* BEGIN Provided records *
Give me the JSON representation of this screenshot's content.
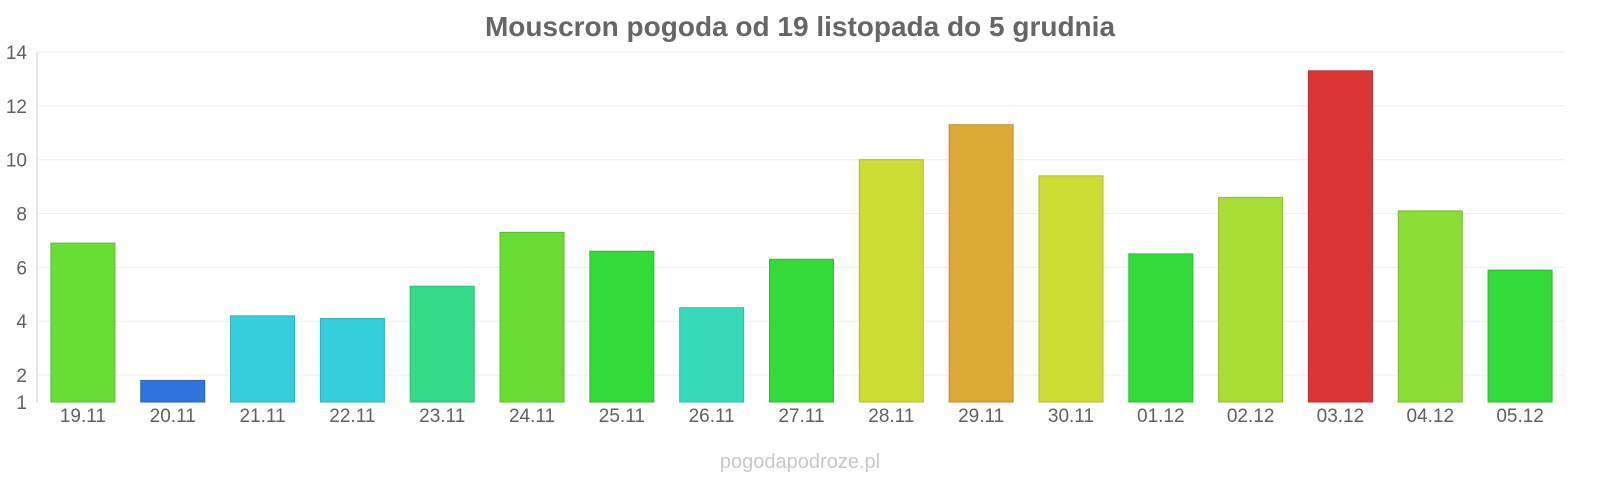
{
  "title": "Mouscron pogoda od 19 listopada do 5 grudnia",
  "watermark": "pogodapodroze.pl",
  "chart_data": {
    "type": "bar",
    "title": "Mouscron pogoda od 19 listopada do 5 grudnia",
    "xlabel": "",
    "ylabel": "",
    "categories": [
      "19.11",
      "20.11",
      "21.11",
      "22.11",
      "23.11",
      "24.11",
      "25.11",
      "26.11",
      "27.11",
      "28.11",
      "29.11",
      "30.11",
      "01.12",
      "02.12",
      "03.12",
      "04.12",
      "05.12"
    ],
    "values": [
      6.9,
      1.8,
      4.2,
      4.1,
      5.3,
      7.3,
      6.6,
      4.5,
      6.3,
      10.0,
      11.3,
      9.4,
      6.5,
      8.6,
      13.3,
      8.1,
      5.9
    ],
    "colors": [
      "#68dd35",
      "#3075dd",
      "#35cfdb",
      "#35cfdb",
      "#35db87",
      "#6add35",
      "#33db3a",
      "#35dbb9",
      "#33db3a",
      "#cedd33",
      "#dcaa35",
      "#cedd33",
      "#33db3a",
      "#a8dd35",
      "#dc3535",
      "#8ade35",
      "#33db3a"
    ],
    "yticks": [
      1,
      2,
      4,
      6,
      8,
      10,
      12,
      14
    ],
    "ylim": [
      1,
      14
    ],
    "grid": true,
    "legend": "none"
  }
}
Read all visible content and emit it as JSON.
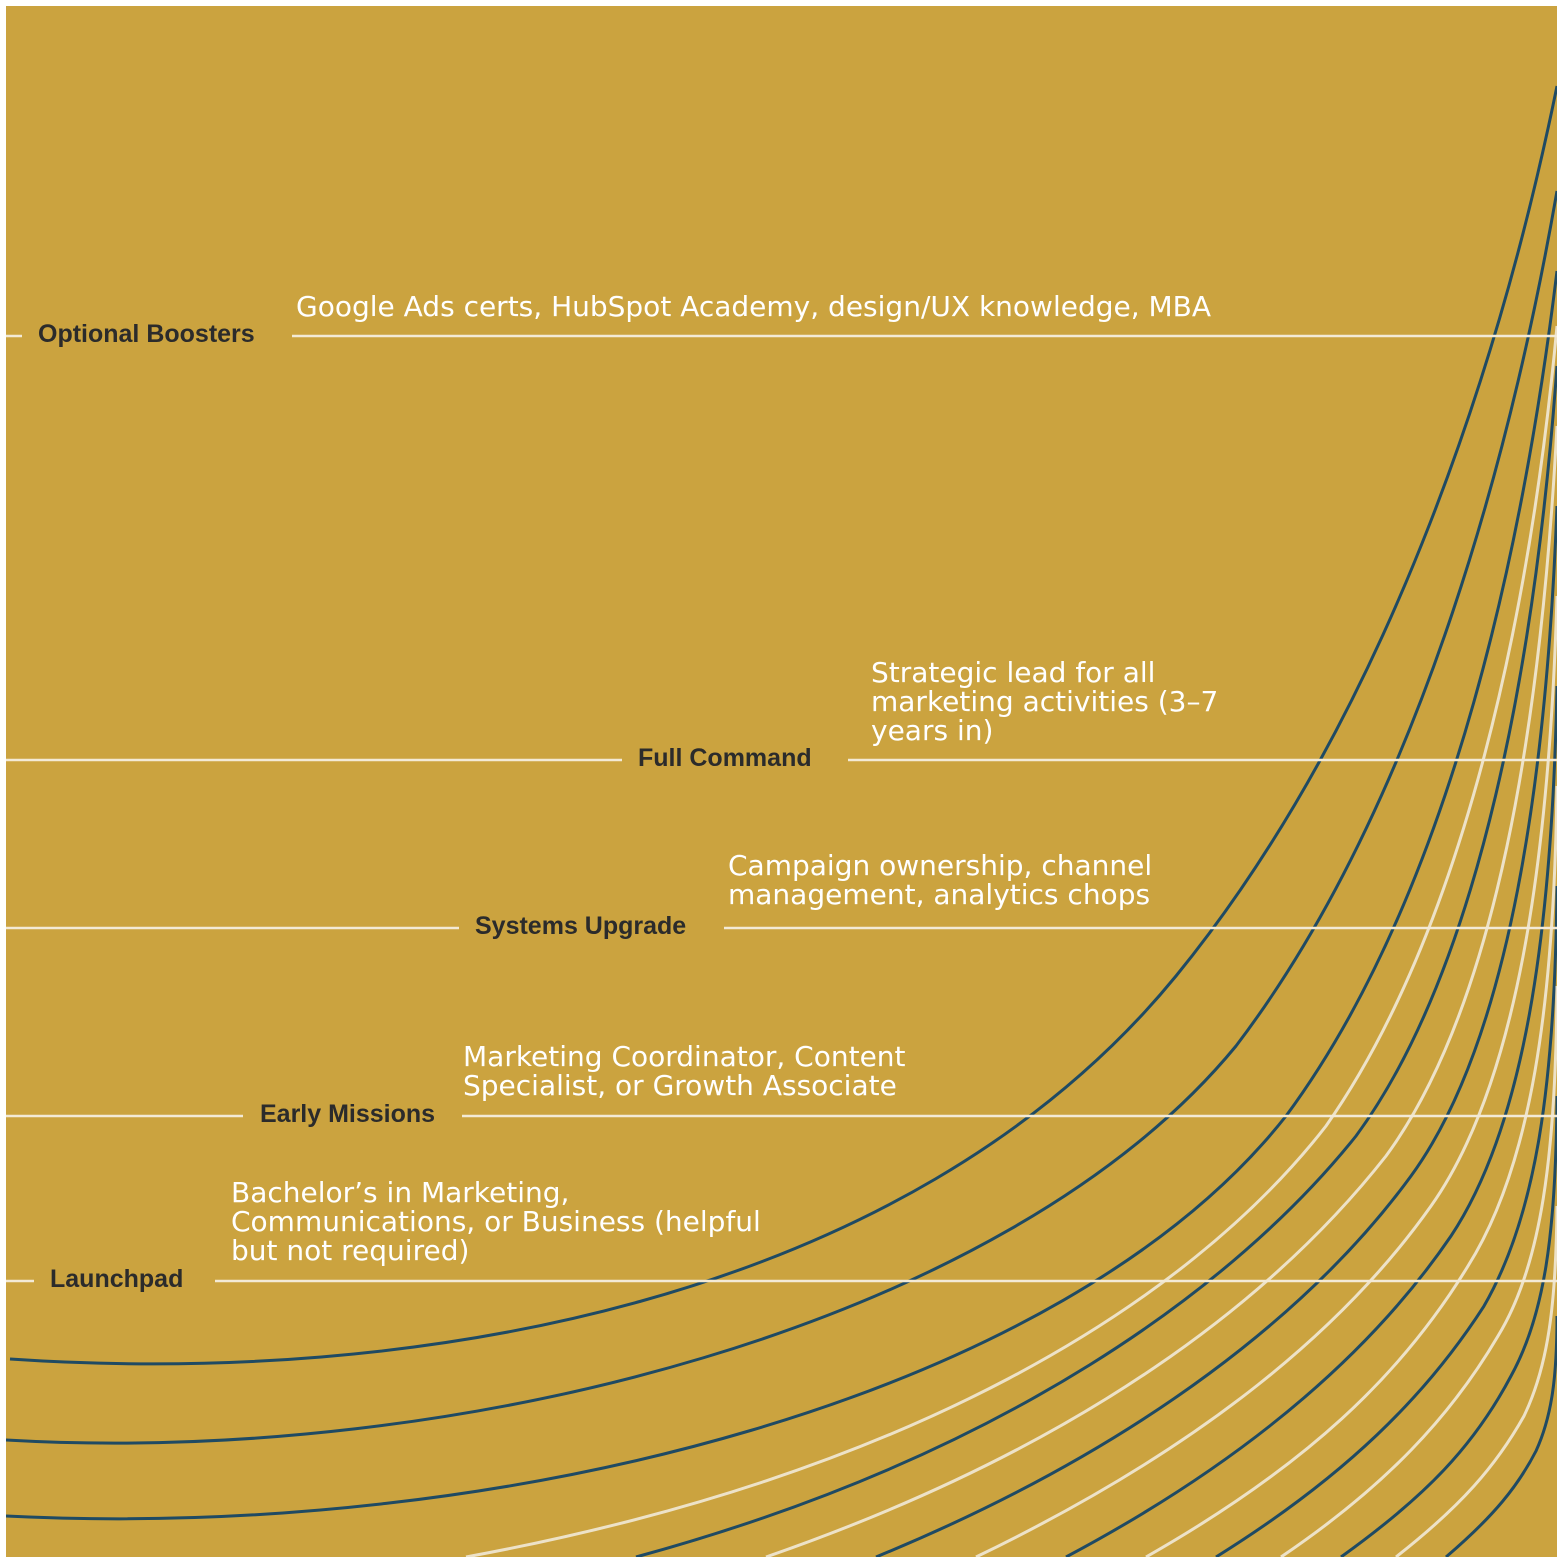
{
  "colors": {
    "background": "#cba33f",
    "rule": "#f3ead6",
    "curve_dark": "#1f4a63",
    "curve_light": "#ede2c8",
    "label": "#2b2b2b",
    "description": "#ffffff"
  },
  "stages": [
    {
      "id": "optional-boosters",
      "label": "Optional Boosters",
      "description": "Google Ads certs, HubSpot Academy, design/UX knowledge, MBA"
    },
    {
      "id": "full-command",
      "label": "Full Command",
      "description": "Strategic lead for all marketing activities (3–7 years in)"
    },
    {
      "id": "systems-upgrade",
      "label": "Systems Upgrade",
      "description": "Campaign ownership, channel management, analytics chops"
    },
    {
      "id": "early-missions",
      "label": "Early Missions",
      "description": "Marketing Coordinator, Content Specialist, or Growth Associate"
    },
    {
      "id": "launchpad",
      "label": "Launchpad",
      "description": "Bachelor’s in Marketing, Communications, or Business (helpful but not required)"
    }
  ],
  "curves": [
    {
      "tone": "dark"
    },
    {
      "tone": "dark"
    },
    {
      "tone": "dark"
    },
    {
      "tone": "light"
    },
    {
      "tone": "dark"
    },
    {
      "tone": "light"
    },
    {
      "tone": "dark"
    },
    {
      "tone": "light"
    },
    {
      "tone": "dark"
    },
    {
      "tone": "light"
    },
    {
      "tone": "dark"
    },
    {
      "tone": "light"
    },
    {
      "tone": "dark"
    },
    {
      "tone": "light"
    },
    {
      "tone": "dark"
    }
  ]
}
* END Provided records *
The task: All of the records need repeating exactly, except for the pictures.

The response:
Give me the JSON representation of this screenshot's content.
{
  "title": "Mouscron pogoda od 19 listopada do 5 grudnia",
  "watermark": "pogodapodroze.pl",
  "chart_data": {
    "type": "bar",
    "title": "Mouscron pogoda od 19 listopada do 5 grudnia",
    "xlabel": "",
    "ylabel": "",
    "categories": [
      "19.11",
      "20.11",
      "21.11",
      "22.11",
      "23.11",
      "24.11",
      "25.11",
      "26.11",
      "27.11",
      "28.11",
      "29.11",
      "30.11",
      "01.12",
      "02.12",
      "03.12",
      "04.12",
      "05.12"
    ],
    "values": [
      6.9,
      1.8,
      4.2,
      4.1,
      5.3,
      7.3,
      6.6,
      4.5,
      6.3,
      10.0,
      11.3,
      9.4,
      6.5,
      8.6,
      13.3,
      8.1,
      5.9
    ],
    "colors": [
      "#68dd35",
      "#3075dd",
      "#35cfdb",
      "#35cfdb",
      "#35db87",
      "#6add35",
      "#33db3a",
      "#35dbb9",
      "#33db3a",
      "#cedd33",
      "#dcaa35",
      "#cedd33",
      "#33db3a",
      "#a8dd35",
      "#dc3535",
      "#8ade35",
      "#33db3a"
    ],
    "yticks": [
      1,
      2,
      4,
      6,
      8,
      10,
      12,
      14
    ],
    "ylim": [
      1,
      14
    ],
    "grid": true,
    "legend": "none"
  }
}
Read all visible content and emit it as JSON.
{
  "colors": {
    "background": "#cba33f",
    "rule": "#f3ead6",
    "curve_dark": "#1f4a63",
    "curve_light": "#ede2c8",
    "label": "#2b2b2b",
    "description": "#ffffff"
  },
  "stages": [
    {
      "id": "optional-boosters",
      "label": "Optional Boosters",
      "description": "Google Ads certs, HubSpot Academy, design/UX knowledge, MBA"
    },
    {
      "id": "full-command",
      "label": "Full Command",
      "description": "Strategic lead for all marketing activities (3–7 years in)"
    },
    {
      "id": "systems-upgrade",
      "label": "Systems Upgrade",
      "description": "Campaign ownership, channel management, analytics chops"
    },
    {
      "id": "early-missions",
      "label": "Early Missions",
      "description": "Marketing Coordinator, Content Specialist, or Growth Associate"
    },
    {
      "id": "launchpad",
      "label": "Launchpad",
      "description": "Bachelor’s in Marketing, Communications, or Business (helpful but not required)"
    }
  ],
  "curves": [
    {
      "tone": "dark"
    },
    {
      "tone": "dark"
    },
    {
      "tone": "dark"
    },
    {
      "tone": "light"
    },
    {
      "tone": "dark"
    },
    {
      "tone": "light"
    },
    {
      "tone": "dark"
    },
    {
      "tone": "light"
    },
    {
      "tone": "dark"
    },
    {
      "tone": "light"
    },
    {
      "tone": "dark"
    },
    {
      "tone": "light"
    },
    {
      "tone": "dark"
    },
    {
      "tone": "light"
    },
    {
      "tone": "dark"
    }
  ]
}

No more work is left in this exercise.